GIVEN EXERCISE - Only the number is wanted: how many lines of the data contain "Plot"?

•••

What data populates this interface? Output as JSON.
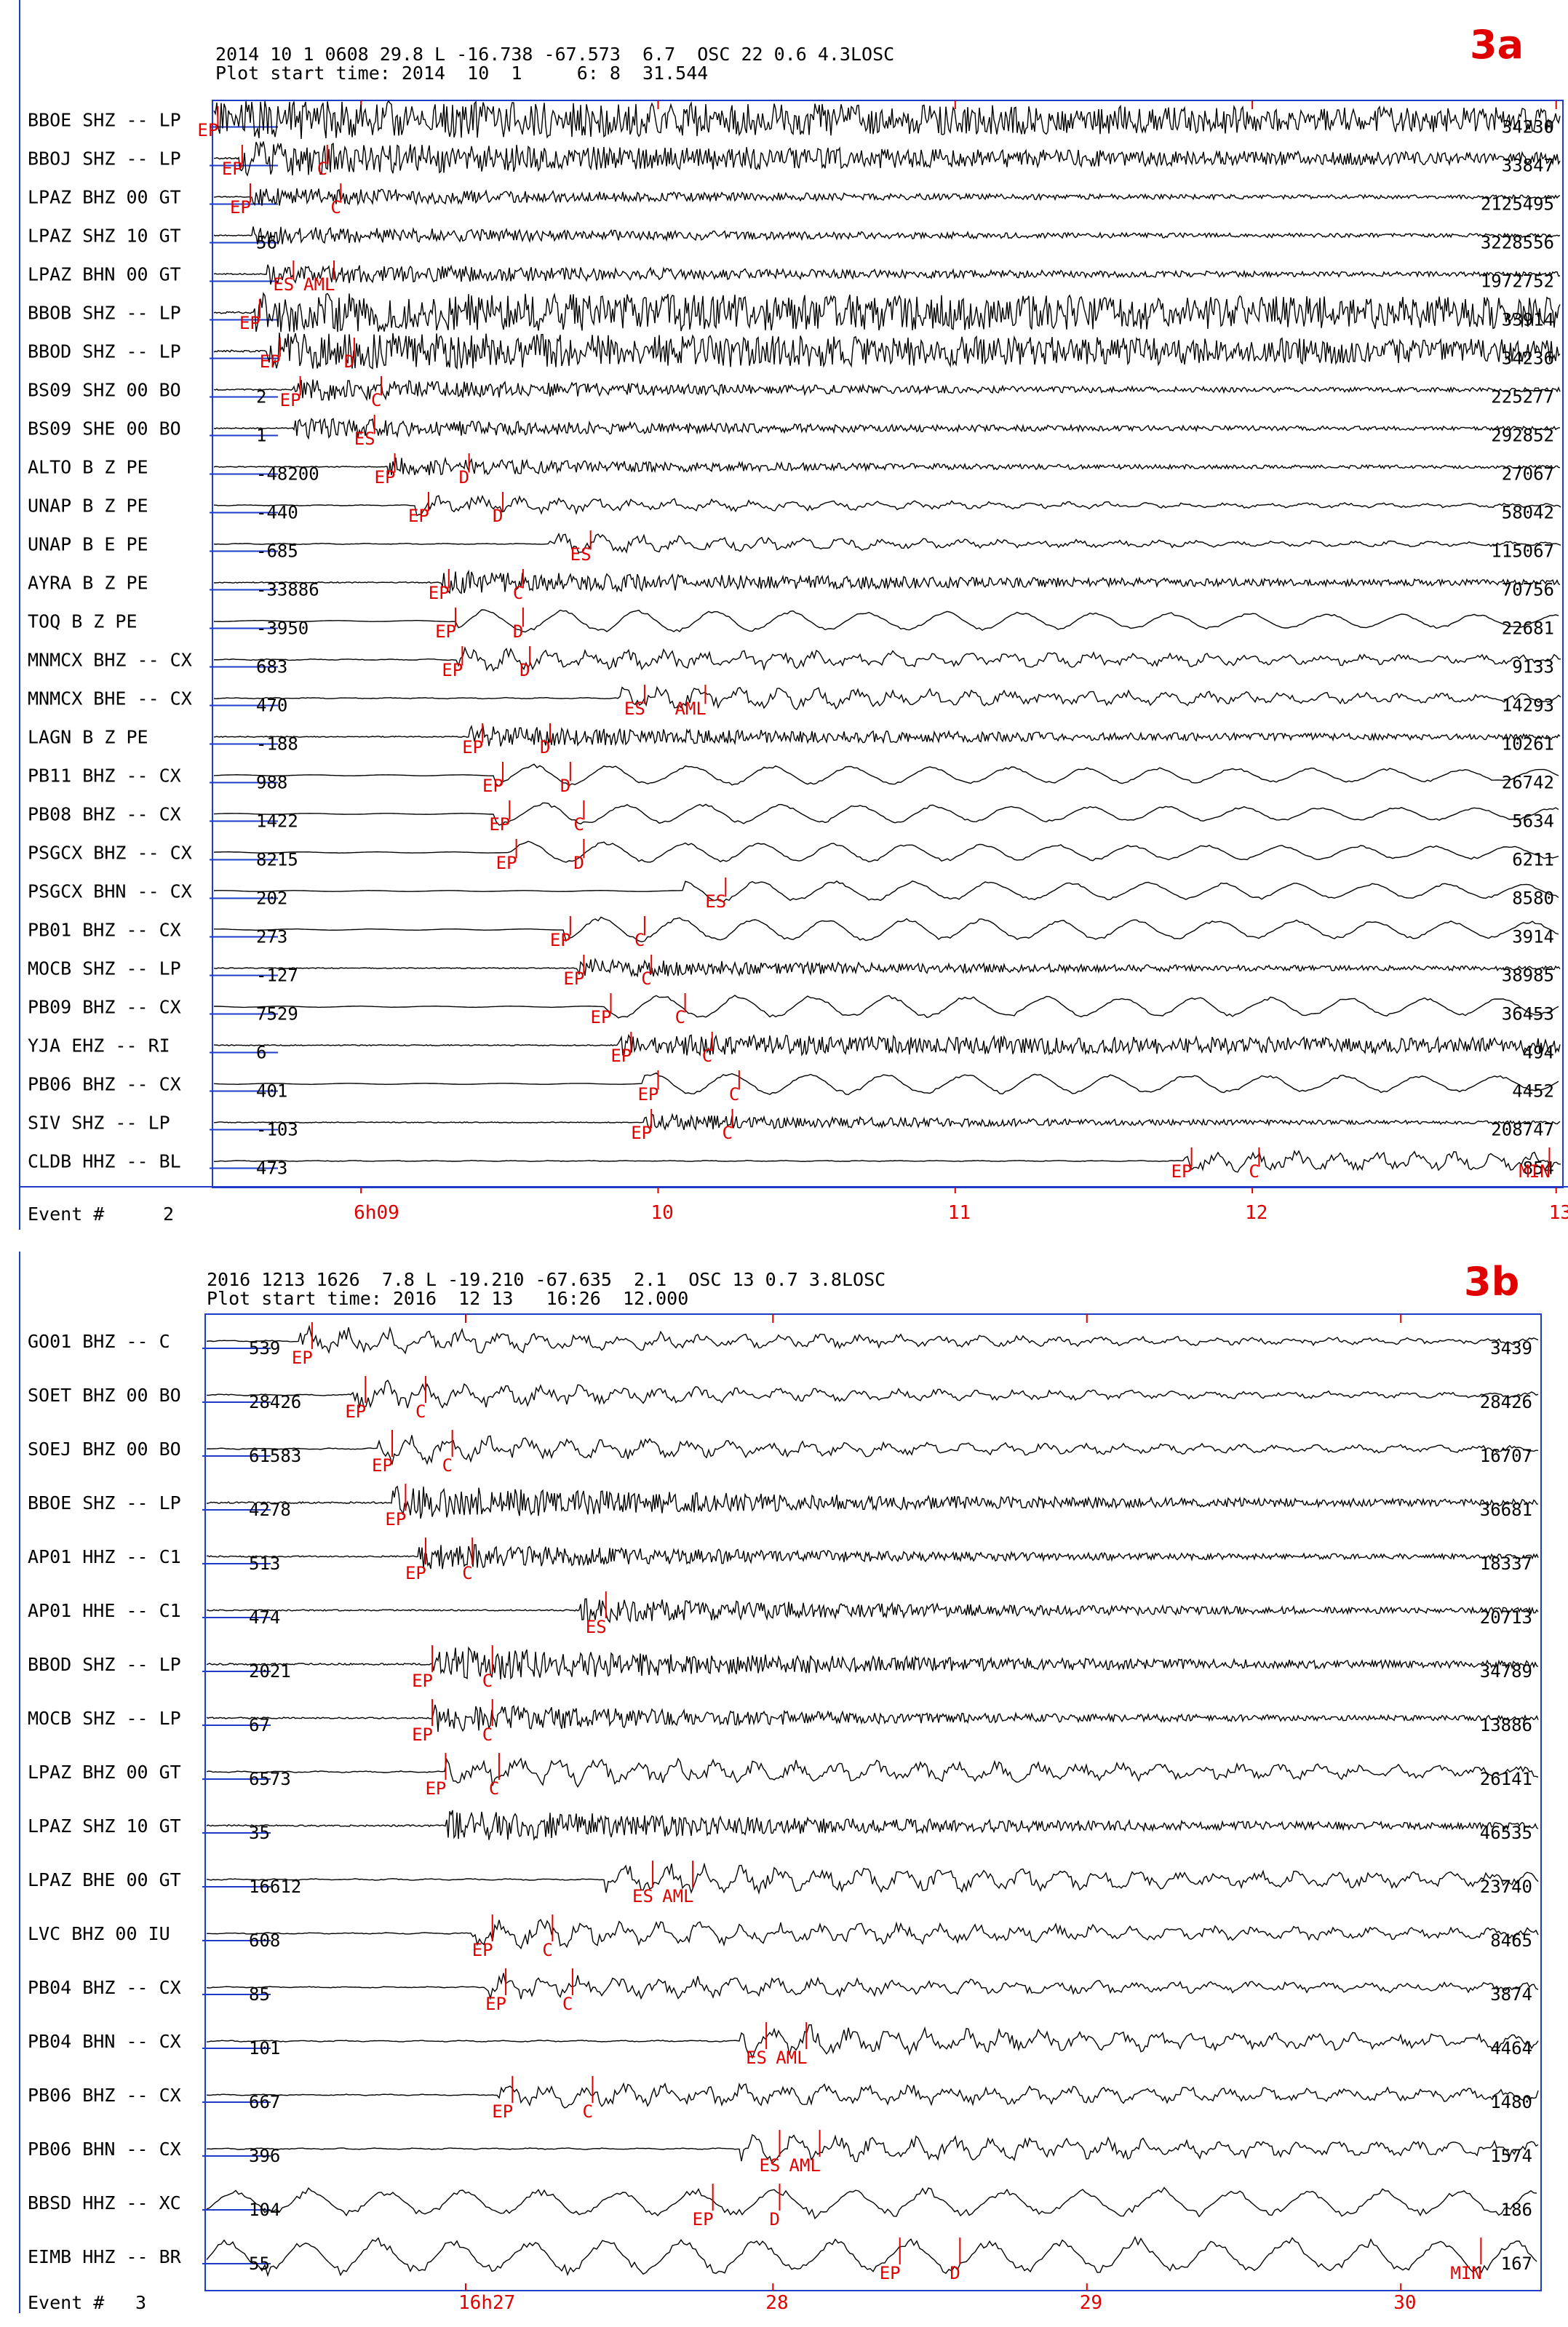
{
  "panel_a": {
    "badge": "3a",
    "header_line1": "2014 10 1 0608 29.8 L -16.738 -67.573  6.7  OSC 22 0.6 4.3LOSC",
    "header_line2": "Plot start time: 2014  10  1     6: 8  31.544",
    "event_label": "Event #",
    "event_number": "2",
    "time_ticks": [
      {
        "label": "6h09",
        "t": 0.11
      },
      {
        "label": "10",
        "t": 0.33
      },
      {
        "label": "11",
        "t": 0.55
      },
      {
        "label": "12",
        "t": 0.77
      },
      {
        "label": "13",
        "t": 0.995
      }
    ],
    "traces": [
      {
        "station": "BBOE  SHZ -- LP",
        "amp_left": "",
        "amp_right": "34230",
        "picks": [
          {
            "label": "EP",
            "t": 0.004
          }
        ],
        "amp": 0.95,
        "onset": 0.0,
        "freq": 9,
        "style": "dense",
        "decay": 0.2
      },
      {
        "station": "BBOJ  SHZ -- LP",
        "amp_left": "",
        "amp_right": "33847",
        "picks": [
          {
            "label": "EP",
            "t": 0.022
          },
          {
            "label": "C",
            "t": 0.085
          }
        ],
        "amp": 0.85,
        "onset": 0.02,
        "freq": 9,
        "style": "dense",
        "decay": 0.5
      },
      {
        "station": "LPAZ  BHZ 00 GT",
        "amp_left": "",
        "amp_right": "2125495",
        "picks": [
          {
            "label": "EP",
            "t": 0.028
          },
          {
            "label": "C",
            "t": 0.095
          }
        ],
        "amp": 0.45,
        "onset": 0.03,
        "freq": 8,
        "style": "dense",
        "decay": 0.9
      },
      {
        "station": "LPAZ  SHZ 10 GT",
        "amp_left": "56",
        "amp_right": "3228556",
        "picks": [],
        "amp": 0.45,
        "onset": 0.03,
        "freq": 8,
        "style": "dense",
        "decay": 0.9
      },
      {
        "station": "LPAZ  BHN 00 GT",
        "amp_left": "",
        "amp_right": "1972752",
        "picks": [
          {
            "label": "ES",
            "t": 0.06
          },
          {
            "label": "AML",
            "t": 0.09
          }
        ],
        "amp": 0.5,
        "onset": 0.04,
        "freq": 8,
        "style": "dense",
        "decay": 0.8
      },
      {
        "station": "BBOB  SHZ -- LP",
        "amp_left": "",
        "amp_right": "33914",
        "picks": [
          {
            "label": "EP",
            "t": 0.035
          }
        ],
        "amp": 0.95,
        "onset": 0.03,
        "freq": 9,
        "style": "dense",
        "decay": 0.1
      },
      {
        "station": "BBOD  SHZ -- LP",
        "amp_left": "",
        "amp_right": "34236",
        "picks": [
          {
            "label": "EP",
            "t": 0.05
          },
          {
            "label": "D",
            "t": 0.105
          }
        ],
        "amp": 0.9,
        "onset": 0.04,
        "freq": 9,
        "style": "dense",
        "decay": 0.2
      },
      {
        "station": "BS09  SHZ 00 BO",
        "amp_left": "2",
        "amp_right": "225277",
        "picks": [
          {
            "label": "EP",
            "t": 0.065
          },
          {
            "label": "C",
            "t": 0.125
          }
        ],
        "amp": 0.55,
        "onset": 0.06,
        "freq": 8,
        "style": "dense",
        "decay": 1.0
      },
      {
        "station": "BS09  SHE 00 BO",
        "amp_left": "1",
        "amp_right": "292852",
        "picks": [
          {
            "label": "ES",
            "t": 0.12
          }
        ],
        "amp": 0.5,
        "onset": 0.06,
        "freq": 8,
        "style": "dense",
        "decay": 1.0
      },
      {
        "station": "ALTO  B Z     PE",
        "amp_left": "-48200",
        "amp_right": "27067",
        "picks": [
          {
            "label": "EP",
            "t": 0.135
          },
          {
            "label": "D",
            "t": 0.19
          }
        ],
        "amp": 0.45,
        "onset": 0.13,
        "freq": 7,
        "style": "dense",
        "decay": 1.2
      },
      {
        "station": "UNAP  B Z     PE",
        "amp_left": "-440",
        "amp_right": "58042",
        "picks": [
          {
            "label": "EP",
            "t": 0.16
          },
          {
            "label": "D",
            "t": 0.215
          }
        ],
        "amp": 0.5,
        "onset": 0.15,
        "freq": 6,
        "style": "mixed",
        "decay": 1.0
      },
      {
        "station": "UNAP  B E     PE",
        "amp_left": "-685",
        "amp_right": "115067",
        "picks": [
          {
            "label": "ES",
            "t": 0.28
          }
        ],
        "amp": 0.5,
        "onset": 0.25,
        "freq": 6,
        "style": "mixed",
        "decay": 1.0
      },
      {
        "station": "AYRA  B Z     PE",
        "amp_left": "-33886",
        "amp_right": "70756",
        "picks": [
          {
            "label": "EP",
            "t": 0.175
          },
          {
            "label": "C",
            "t": 0.23
          }
        ],
        "amp": 0.55,
        "onset": 0.17,
        "freq": 7,
        "style": "dense",
        "decay": 0.8
      },
      {
        "station": "TOQ   B Z     PE",
        "amp_left": "-3950",
        "amp_right": "22681",
        "picks": [
          {
            "label": "EP",
            "t": 0.18
          },
          {
            "label": "D",
            "t": 0.23
          }
        ],
        "amp": 0.6,
        "onset": 0.18,
        "freq": 3,
        "style": "long",
        "decay": 0.3
      },
      {
        "station": "MNMCX BHZ -- CX",
        "amp_left": "683",
        "amp_right": "9133",
        "picks": [
          {
            "label": "EP",
            "t": 0.185
          },
          {
            "label": "D",
            "t": 0.235
          }
        ],
        "amp": 0.6,
        "onset": 0.18,
        "freq": 4,
        "style": "mixed",
        "decay": 0.5
      },
      {
        "station": "MNMCX BHE -- CX",
        "amp_left": "470",
        "amp_right": "14293",
        "picks": [
          {
            "label": "ES",
            "t": 0.32
          },
          {
            "label": "AML",
            "t": 0.365
          }
        ],
        "amp": 0.6,
        "onset": 0.3,
        "freq": 4,
        "style": "mixed",
        "decay": 0.6
      },
      {
        "station": "LAGN  B Z     PE",
        "amp_left": "-188",
        "amp_right": "10261",
        "picks": [
          {
            "label": "EP",
            "t": 0.2
          },
          {
            "label": "D",
            "t": 0.25
          }
        ],
        "amp": 0.5,
        "onset": 0.19,
        "freq": 7,
        "style": "dense",
        "decay": 0.8
      },
      {
        "station": "PB11  BHZ -- CX",
        "amp_left": "988",
        "amp_right": "26742",
        "picks": [
          {
            "label": "EP",
            "t": 0.215
          },
          {
            "label": "D",
            "t": 0.265
          }
        ],
        "amp": 0.55,
        "onset": 0.21,
        "freq": 3,
        "style": "long",
        "decay": 0.3
      },
      {
        "station": "PB08  BHZ -- CX",
        "amp_left": "1422",
        "amp_right": "5634",
        "picks": [
          {
            "label": "EP",
            "t": 0.22
          },
          {
            "label": "C",
            "t": 0.275
          }
        ],
        "amp": 0.55,
        "onset": 0.21,
        "freq": 3,
        "style": "long",
        "decay": 0.3
      },
      {
        "station": "PSGCX BHZ -- CX",
        "amp_left": "8215",
        "amp_right": "6211",
        "picks": [
          {
            "label": "EP",
            "t": 0.225
          },
          {
            "label": "D",
            "t": 0.275
          }
        ],
        "amp": 0.55,
        "onset": 0.22,
        "freq": 3,
        "style": "long",
        "decay": 0.3
      },
      {
        "station": "PSGCX BHN -- CX",
        "amp_left": "202",
        "amp_right": "8580",
        "picks": [
          {
            "label": "ES",
            "t": 0.38
          }
        ],
        "amp": 0.55,
        "onset": 0.35,
        "freq": 3,
        "style": "long",
        "decay": 0.3
      },
      {
        "station": "PB01  BHZ -- CX",
        "amp_left": "273",
        "amp_right": "3914",
        "picks": [
          {
            "label": "EP",
            "t": 0.265
          },
          {
            "label": "C",
            "t": 0.32
          }
        ],
        "amp": 0.6,
        "onset": 0.26,
        "freq": 3,
        "style": "long",
        "decay": 0.2
      },
      {
        "station": "MOCB  SHZ -- LP",
        "amp_left": "-127",
        "amp_right": "38985",
        "picks": [
          {
            "label": "EP",
            "t": 0.275
          },
          {
            "label": "C",
            "t": 0.325
          }
        ],
        "amp": 0.45,
        "onset": 0.27,
        "freq": 8,
        "style": "dense",
        "decay": 1.0
      },
      {
        "station": "PB09  BHZ -- CX",
        "amp_left": "7529",
        "amp_right": "36453",
        "picks": [
          {
            "label": "EP",
            "t": 0.295
          },
          {
            "label": "C",
            "t": 0.35
          }
        ],
        "amp": 0.6,
        "onset": 0.29,
        "freq": 3,
        "style": "long",
        "decay": 0.2
      },
      {
        "station": "YJA   EHZ -- RI",
        "amp_left": "6",
        "amp_right": "494",
        "picks": [
          {
            "label": "EP",
            "t": 0.31
          },
          {
            "label": "C",
            "t": 0.37
          }
        ],
        "amp": 0.5,
        "onset": 0.3,
        "freq": 8,
        "style": "dense",
        "decay": 0.2
      },
      {
        "station": "PB06  BHZ -- CX",
        "amp_left": "401",
        "amp_right": "4452",
        "picks": [
          {
            "label": "EP",
            "t": 0.33
          },
          {
            "label": "C",
            "t": 0.39
          }
        ],
        "amp": 0.55,
        "onset": 0.32,
        "freq": 3,
        "style": "long",
        "decay": 0.2
      },
      {
        "station": "SIV   SHZ -- LP",
        "amp_left": "-103",
        "amp_right": "208747",
        "picks": [
          {
            "label": "EP",
            "t": 0.325
          },
          {
            "label": "C",
            "t": 0.385
          }
        ],
        "amp": 0.4,
        "onset": 0.32,
        "freq": 8,
        "style": "dense",
        "decay": 1.2
      },
      {
        "station": "CLDB  HHZ -- BL",
        "amp_left": "473",
        "amp_right": "854",
        "picks": [
          {
            "label": "EP",
            "t": 0.725
          },
          {
            "label": "C",
            "t": 0.775
          },
          {
            "label": "MIN",
            "t": 0.99
          }
        ],
        "amp": 0.5,
        "onset": 0.72,
        "freq": 6,
        "style": "mixed",
        "decay": 0.3
      }
    ]
  },
  "panel_b": {
    "badge": "3b",
    "header_line1": "2016 1213 1626  7.8 L -19.210 -67.635  2.1  OSC 13 0.7 3.8LOSC",
    "header_line2": "Plot start time: 2016  12 13   16:26  12.000",
    "event_label": "Event #",
    "event_number": "3",
    "time_ticks": [
      {
        "label": "16h27",
        "t": 0.195
      },
      {
        "label": "28",
        "t": 0.425
      },
      {
        "label": "29",
        "t": 0.66
      },
      {
        "label": "30",
        "t": 0.895
      }
    ],
    "traces": [
      {
        "station": "GO01  BHZ -- C",
        "amp_left": "539",
        "amp_right": "3439",
        "picks": [
          {
            "label": "EP",
            "t": 0.08
          }
        ],
        "amp": 0.5,
        "onset": 0.07,
        "freq": 4,
        "style": "mixed",
        "decay": 0.8
      },
      {
        "station": "SOET  BHZ 00 BO",
        "amp_left": "28426",
        "amp_right": "28426",
        "picks": [
          {
            "label": "EP",
            "t": 0.12
          },
          {
            "label": "C",
            "t": 0.165
          }
        ],
        "amp": 0.5,
        "onset": 0.11,
        "freq": 6,
        "style": "mixed",
        "decay": 0.9
      },
      {
        "station": "SOEJ  BHZ 00 BO",
        "amp_left": "61583",
        "amp_right": "16707",
        "picks": [
          {
            "label": "EP",
            "t": 0.14
          },
          {
            "label": "C",
            "t": 0.185
          }
        ],
        "amp": 0.5,
        "onset": 0.13,
        "freq": 6,
        "style": "mixed",
        "decay": 0.8
      },
      {
        "station": "BBOE  SHZ -- LP",
        "amp_left": "4278",
        "amp_right": "36681",
        "picks": [
          {
            "label": "EP",
            "t": 0.15
          }
        ],
        "amp": 0.6,
        "onset": 0.14,
        "freq": 9,
        "style": "dense",
        "decay": 1.0
      },
      {
        "station": "AP01  HHZ -- C1",
        "amp_left": "513",
        "amp_right": "18337",
        "picks": [
          {
            "label": "EP",
            "t": 0.165
          },
          {
            "label": "C",
            "t": 0.2
          }
        ],
        "amp": 0.45,
        "onset": 0.16,
        "freq": 8,
        "style": "dense",
        "decay": 1.1
      },
      {
        "station": "AP01  HHE -- C1",
        "amp_left": "474",
        "amp_right": "20713",
        "picks": [
          {
            "label": "ES",
            "t": 0.3
          }
        ],
        "amp": 0.45,
        "onset": 0.28,
        "freq": 8,
        "style": "dense",
        "decay": 1.1
      },
      {
        "station": "BBOD  SHZ -- LP",
        "amp_left": "2021",
        "amp_right": "34789",
        "picks": [
          {
            "label": "EP",
            "t": 0.17
          },
          {
            "label": "C",
            "t": 0.215
          }
        ],
        "amp": 0.6,
        "onset": 0.17,
        "freq": 9,
        "style": "dense",
        "decay": 1.0
      },
      {
        "station": "MOCB  SHZ -- LP",
        "amp_left": "67",
        "amp_right": "13886",
        "picks": [
          {
            "label": "EP",
            "t": 0.17
          },
          {
            "label": "C",
            "t": 0.215
          }
        ],
        "amp": 0.5,
        "onset": 0.17,
        "freq": 9,
        "style": "dense",
        "decay": 1.2
      },
      {
        "station": "LPAZ  BHZ 00 GT",
        "amp_left": "6573",
        "amp_right": "26141",
        "picks": [
          {
            "label": "EP",
            "t": 0.18
          },
          {
            "label": "C",
            "t": 0.22
          }
        ],
        "amp": 0.55,
        "onset": 0.18,
        "freq": 4,
        "style": "mixed",
        "decay": 0.5
      },
      {
        "station": "LPAZ  SHZ 10 GT",
        "amp_left": "35",
        "amp_right": "46535",
        "picks": [],
        "amp": 0.55,
        "onset": 0.18,
        "freq": 9,
        "style": "dense",
        "decay": 1.0
      },
      {
        "station": "LPAZ  BHE 00 GT",
        "amp_left": "16612",
        "amp_right": "23740",
        "picks": [
          {
            "label": "ES",
            "t": 0.335
          },
          {
            "label": "AML",
            "t": 0.365
          }
        ],
        "amp": 0.55,
        "onset": 0.3,
        "freq": 4,
        "style": "mixed",
        "decay": 0.5
      },
      {
        "station": "LVC   BHZ 00 IU",
        "amp_left": "608",
        "amp_right": "8465",
        "picks": [
          {
            "label": "EP",
            "t": 0.215
          },
          {
            "label": "C",
            "t": 0.26
          }
        ],
        "amp": 0.5,
        "onset": 0.2,
        "freq": 4,
        "style": "mixed",
        "decay": 0.5
      },
      {
        "station": "PB04  BHZ -- CX",
        "amp_left": "85",
        "amp_right": "3874",
        "picks": [
          {
            "label": "EP",
            "t": 0.225
          },
          {
            "label": "C",
            "t": 0.275
          }
        ],
        "amp": 0.45,
        "onset": 0.21,
        "freq": 4,
        "style": "mixed",
        "decay": 0.6
      },
      {
        "station": "PB04  BHN -- CX",
        "amp_left": "101",
        "amp_right": "4464",
        "picks": [
          {
            "label": "ES",
            "t": 0.42
          },
          {
            "label": "AML",
            "t": 0.45
          }
        ],
        "amp": 0.55,
        "onset": 0.4,
        "freq": 4,
        "style": "mixed",
        "decay": 0.6
      },
      {
        "station": "PB06  BHZ -- CX",
        "amp_left": "667",
        "amp_right": "1480",
        "picks": [
          {
            "label": "EP",
            "t": 0.23
          },
          {
            "label": "C",
            "t": 0.29
          }
        ],
        "amp": 0.45,
        "onset": 0.22,
        "freq": 4,
        "style": "mixed",
        "decay": 0.4
      },
      {
        "station": "PB06  BHN -- CX",
        "amp_left": "396",
        "amp_right": "1574",
        "picks": [
          {
            "label": "ES",
            "t": 0.43
          },
          {
            "label": "AML",
            "t": 0.46
          }
        ],
        "amp": 0.5,
        "onset": 0.4,
        "freq": 4,
        "style": "mixed",
        "decay": 0.5
      },
      {
        "station": "BBSD  HHZ -- XC",
        "amp_left": "104",
        "amp_right": "186",
        "picks": [
          {
            "label": "EP",
            "t": 0.38
          },
          {
            "label": "D",
            "t": 0.43
          }
        ],
        "amp": 0.55,
        "onset": 0.0,
        "freq": 2,
        "style": "long",
        "decay": 0.0
      },
      {
        "station": "EIMB  HHZ -- BR",
        "amp_left": "55",
        "amp_right": "167",
        "picks": [
          {
            "label": "EP",
            "t": 0.52
          },
          {
            "label": "D",
            "t": 0.565
          },
          {
            "label": "MIN",
            "t": 0.955
          }
        ],
        "amp": 0.7,
        "onset": 0.0,
        "freq": 2,
        "style": "long",
        "decay": 0.0
      }
    ]
  }
}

•••

OUTPUT BELOW - 2